• What you need to do
Return the material word for word. Do not include pictures.

Collected data entries

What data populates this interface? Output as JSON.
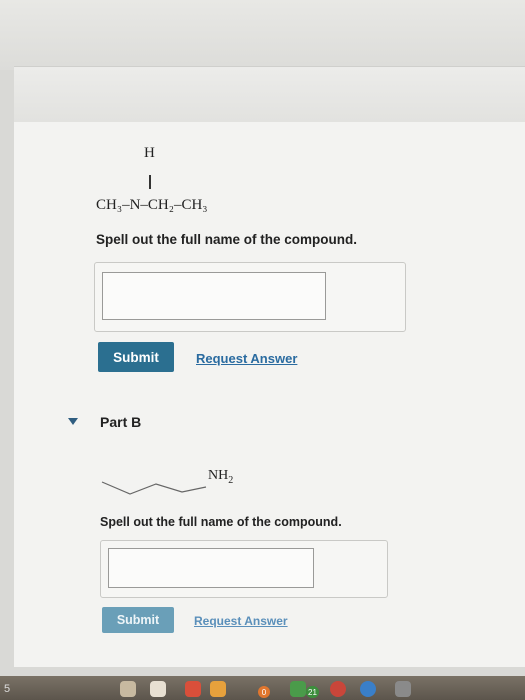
{
  "part_a": {
    "structure": {
      "h_atom": "H",
      "formula": "CH₃–N–CH₂–CH₃"
    },
    "prompt": "Spell out the full name of the compound.",
    "answer_value": "",
    "submit_label": "Submit",
    "request_label": "Request Answer"
  },
  "part_b": {
    "label": "Part B",
    "structure": {
      "group": "NH",
      "subscript": "2"
    },
    "prompt": "Spell out the full name of the compound.",
    "answer_value": "",
    "submit_label": "Submit",
    "request_label": "Request Answer"
  },
  "dock": {
    "left_number": "5",
    "badge_orange": "0",
    "badge_green": "21"
  },
  "colors": {
    "submit_button": "#2b6f90",
    "link": "#2a6ba0",
    "panel": "#f3f3f1"
  }
}
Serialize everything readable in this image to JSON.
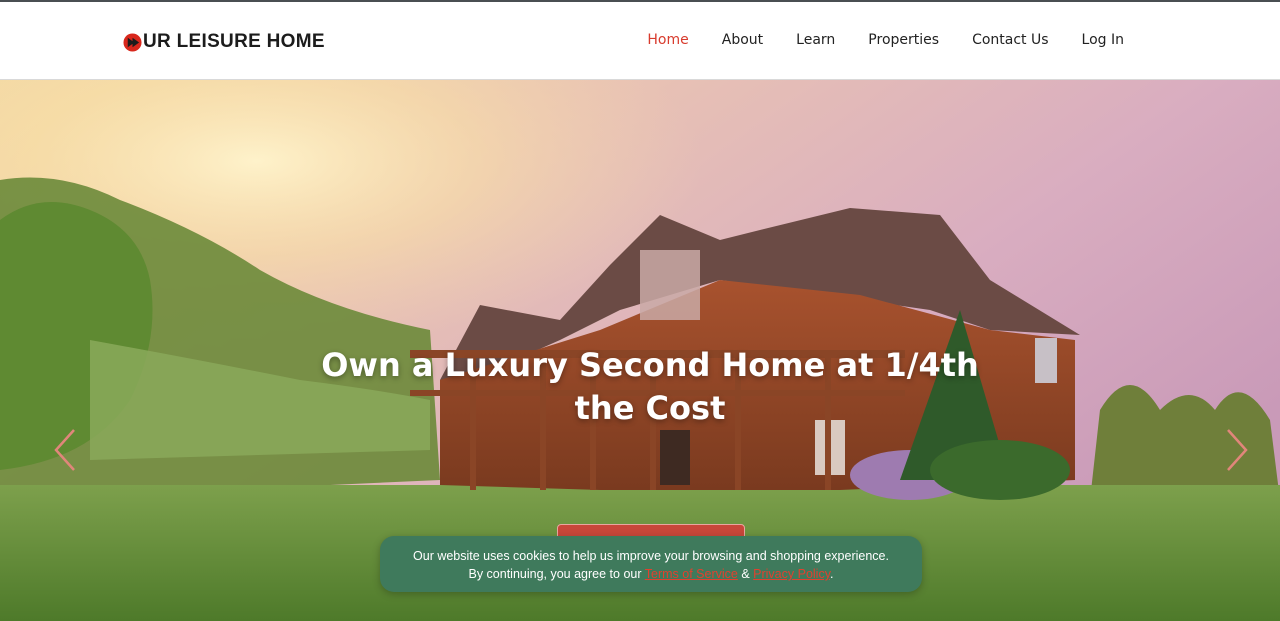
{
  "header": {
    "logo_text": "UR LEISURE HOME",
    "nav": [
      {
        "label": "Home",
        "active": true
      },
      {
        "label": "About",
        "active": false
      },
      {
        "label": "Learn",
        "active": false
      },
      {
        "label": "Properties",
        "active": false
      },
      {
        "label": "Contact Us",
        "active": false
      },
      {
        "label": "Log In",
        "active": false
      }
    ]
  },
  "hero": {
    "headline_line1": "Own a Luxury Second Home at 1/4th",
    "headline_line2": "the Cost",
    "prev_icon": "chevron-left-icon",
    "next_icon": "chevron-right-icon",
    "cta_label": ""
  },
  "cookie_banner": {
    "line1": "Our website uses cookies to help us improve your browsing and shopping experience.",
    "line2_prefix": "By continuing, you agree to our ",
    "terms_link": "Terms of Service",
    "separator": " & ",
    "privacy_link": "Privacy Policy",
    "line2_suffix": "."
  },
  "colors": {
    "accent": "#d83b2d",
    "cookie_bg": "#3f7a5c",
    "cta_bg": "#c9473a",
    "text_dark": "#222222"
  }
}
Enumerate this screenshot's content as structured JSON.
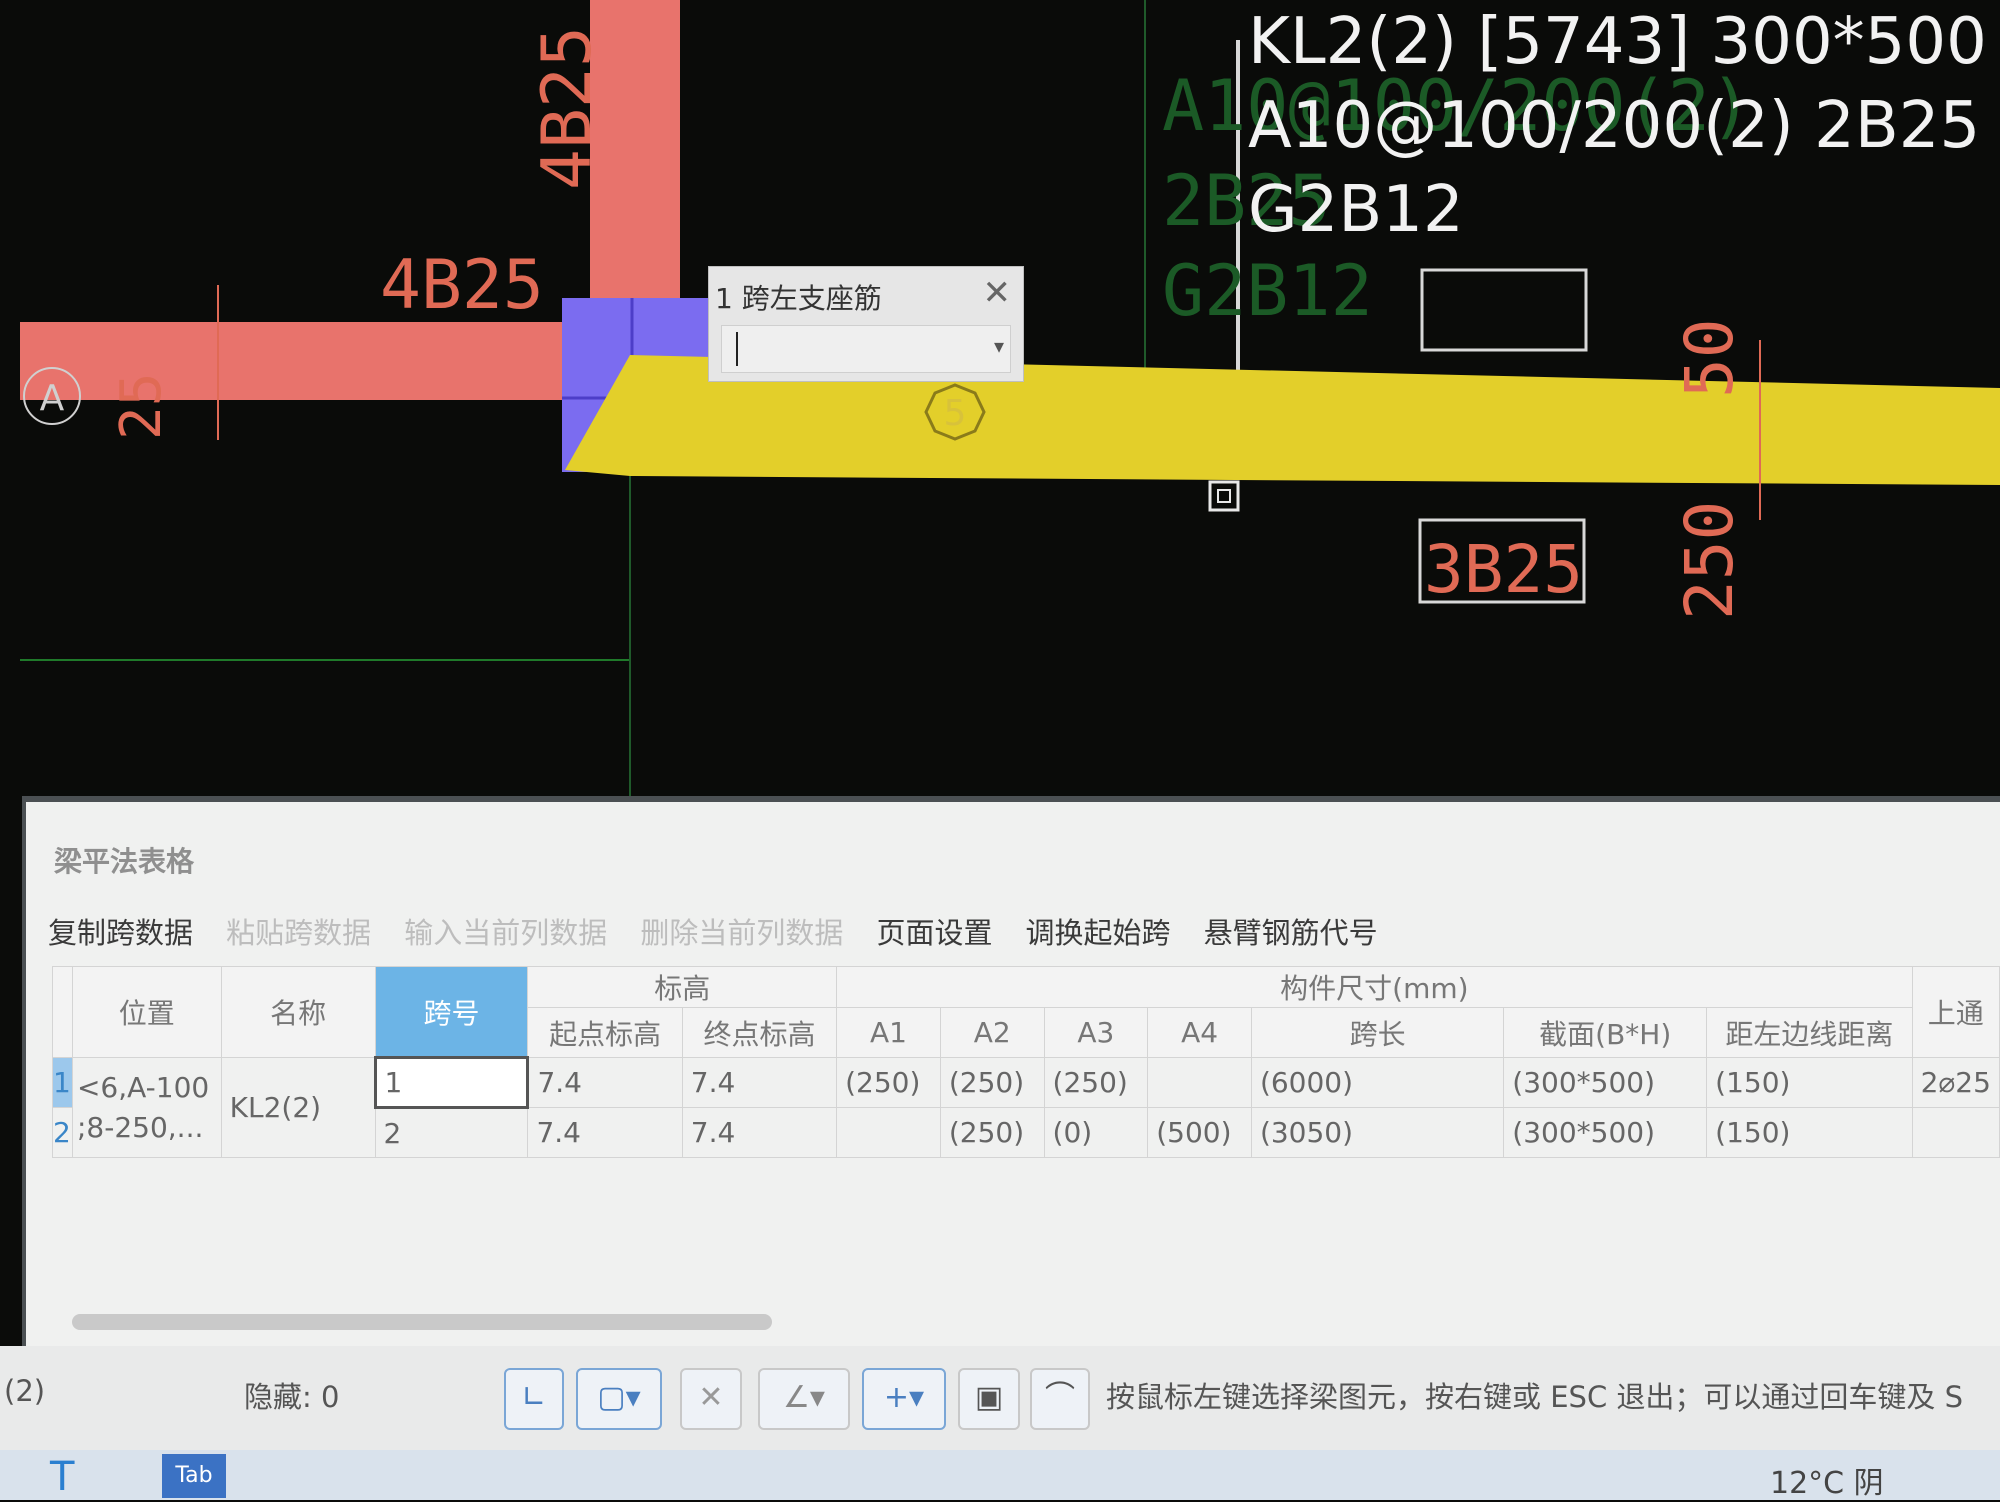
{
  "cad": {
    "label_4b25_top": "4B25",
    "label_4b25_left": "4B25",
    "label_axis_a": "A",
    "label_25": "25",
    "label_5": "5",
    "label_3b25": "3B25",
    "label_250": "250",
    "label_50": "50",
    "faint_line1": "A10@100/200(2)",
    "faint_line2": "2B25",
    "faint_line3": "G2B12",
    "info_line1": "KL2(2) [5743] 300*500",
    "info_line2": "A10@100/200(2) 2B25",
    "info_line3": "G2B12",
    "colors": {
      "beam_red": "#e8736c",
      "beam_yellow": "#e3cf2a",
      "column_blue": "#7b6cf0",
      "annotation_red": "#e06a55"
    }
  },
  "popup": {
    "title": "1 跨左支座筋",
    "close_icon": "close-icon",
    "dropdown_icon": "chevron-down-icon"
  },
  "panel": {
    "title": "梁平法表格",
    "toolbar": [
      {
        "label": "复制跨数据",
        "enabled": true
      },
      {
        "label": "粘贴跨数据",
        "enabled": false
      },
      {
        "label": "输入当前列数据",
        "enabled": false
      },
      {
        "label": "删除当前列数据",
        "enabled": false
      },
      {
        "label": "页面设置",
        "enabled": true
      },
      {
        "label": "调换起始跨",
        "enabled": true
      },
      {
        "label": "悬臂钢筋代号",
        "enabled": true
      }
    ],
    "headers": {
      "position": "位置",
      "name": "名称",
      "span_no": "跨号",
      "elevation_group": "标高",
      "start_elev": "起点标高",
      "end_elev": "终点标高",
      "size_group": "构件尺寸(mm)",
      "a1": "A1",
      "a2": "A2",
      "a3": "A3",
      "a4": "A4",
      "span_len": "跨长",
      "section": "截面(B*H)",
      "dist_left": "距左边线距离",
      "top_through": "上通"
    },
    "row_numbers": [
      "1",
      "2"
    ],
    "position_lines": [
      "<6,A-100",
      ";8-250,..."
    ],
    "name": "KL2(2)",
    "rows": [
      {
        "span": "1",
        "start": "7.4",
        "end": "7.4",
        "a1": "(250)",
        "a2": "(250)",
        "a3": "(250)",
        "a4": "",
        "len": "(6000)",
        "section": "(300*500)",
        "dist": "(150)",
        "top": "2⌀25"
      },
      {
        "span": "2",
        "start": "7.4",
        "end": "7.4",
        "a1": "",
        "a2": "(250)",
        "a3": "(0)",
        "a4": "(500)",
        "len": "(3050)",
        "section": "(300*500)",
        "dist": "(150)",
        "top": ""
      }
    ]
  },
  "status": {
    "left_text": "(2)",
    "hidden_label": "隐藏: 0",
    "hint": "按鼠标左键选择梁图元，按右键或 ESC 退出；可以通过回车键及 S"
  },
  "taskbar": {
    "weather": "12°C 阴",
    "app_icon_label": "Tab"
  }
}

• Exercise response
What data populates this interface? Output as JSON.
{
  "part_a": {
    "structure": {
      "h_atom": "H",
      "formula": "CH₃–N–CH₂–CH₃"
    },
    "prompt": "Spell out the full name of the compound.",
    "answer_value": "",
    "submit_label": "Submit",
    "request_label": "Request Answer"
  },
  "part_b": {
    "label": "Part B",
    "structure": {
      "group": "NH",
      "subscript": "2"
    },
    "prompt": "Spell out the full name of the compound.",
    "answer_value": "",
    "submit_label": "Submit",
    "request_label": "Request Answer"
  },
  "dock": {
    "left_number": "5",
    "badge_orange": "0",
    "badge_green": "21"
  },
  "colors": {
    "submit_button": "#2b6f90",
    "link": "#2a6ba0",
    "panel": "#f3f3f1"
  }
}
Serialize everything readable in this image to JSON.
{
  "header": {
    "logo_text": "UR LEISURE HOME",
    "nav": [
      {
        "label": "Home",
        "active": true
      },
      {
        "label": "About",
        "active": false
      },
      {
        "label": "Learn",
        "active": false
      },
      {
        "label": "Properties",
        "active": false
      },
      {
        "label": "Contact Us",
        "active": false
      },
      {
        "label": "Log In",
        "active": false
      }
    ]
  },
  "hero": {
    "headline_line1": "Own a Luxury Second Home at 1/4th",
    "headline_line2": "the Cost",
    "prev_icon": "chevron-left-icon",
    "next_icon": "chevron-right-icon",
    "cta_label": ""
  },
  "cookie_banner": {
    "line1": "Our website uses cookies to help us improve your browsing and shopping experience.",
    "line2_prefix": "By continuing, you agree to our ",
    "terms_link": "Terms of Service",
    "separator": " & ",
    "privacy_link": "Privacy Policy",
    "line2_suffix": "."
  },
  "colors": {
    "accent": "#d83b2d",
    "cookie_bg": "#3f7a5c",
    "cta_bg": "#c9473a",
    "text_dark": "#222222"
  }
}
Enumerate this screenshot's content as structured JSON.
{
  "cad": {
    "label_4b25_top": "4B25",
    "label_4b25_left": "4B25",
    "label_axis_a": "A",
    "label_25": "25",
    "label_5": "5",
    "label_3b25": "3B25",
    "label_250": "250",
    "label_50": "50",
    "faint_line1": "A10@100/200(2)",
    "faint_line2": "2B25",
    "faint_line3": "G2B12",
    "info_line1": "KL2(2) [5743] 300*500",
    "info_line2": "A10@100/200(2) 2B25",
    "info_line3": "G2B12",
    "colors": {
      "beam_red": "#e8736c",
      "beam_yellow": "#e3cf2a",
      "column_blue": "#7b6cf0",
      "annotation_red": "#e06a55"
    }
  },
  "popup": {
    "title": "1 跨左支座筋",
    "close_icon": "close-icon",
    "dropdown_icon": "chevron-down-icon"
  },
  "panel": {
    "title": "梁平法表格",
    "toolbar": [
      {
        "label": "复制跨数据",
        "enabled": true
      },
      {
        "label": "粘贴跨数据",
        "enabled": false
      },
      {
        "label": "输入当前列数据",
        "enabled": false
      },
      {
        "label": "删除当前列数据",
        "enabled": false
      },
      {
        "label": "页面设置",
        "enabled": true
      },
      {
        "label": "调换起始跨",
        "enabled": true
      },
      {
        "label": "悬臂钢筋代号",
        "enabled": true
      }
    ],
    "headers": {
      "position": "位置",
      "name": "名称",
      "span_no": "跨号",
      "elevation_group": "标高",
      "start_elev": "起点标高",
      "end_elev": "终点标高",
      "size_group": "构件尺寸(mm)",
      "a1": "A1",
      "a2": "A2",
      "a3": "A3",
      "a4": "A4",
      "span_len": "跨长",
      "section": "截面(B*H)",
      "dist_left": "距左边线距离",
      "top_through": "上通"
    },
    "row_numbers": [
      "1",
      "2"
    ],
    "position_lines": [
      "<6,A-100",
      ";8-250,..."
    ],
    "name": "KL2(2)",
    "rows": [
      {
        "span": "1",
        "start": "7.4",
        "end": "7.4",
        "a1": "(250)",
        "a2": "(250)",
        "a3": "(250)",
        "a4": "",
        "len": "(6000)",
        "section": "(300*500)",
        "dist": "(150)",
        "top": "2⌀25"
      },
      {
        "span": "2",
        "start": "7.4",
        "end": "7.4",
        "a1": "",
        "a2": "(250)",
        "a3": "(0)",
        "a4": "(500)",
        "len": "(3050)",
        "section": "(300*500)",
        "dist": "(150)",
        "top": ""
      }
    ]
  },
  "status": {
    "left_text": "(2)",
    "hidden_label": "隐藏: 0",
    "hint": "按鼠标左键选择梁图元，按右键或 ESC 退出；可以通过回车键及 S"
  },
  "taskbar": {
    "weather": "12°C 阴",
    "app_icon_label": "Tab"
  }
}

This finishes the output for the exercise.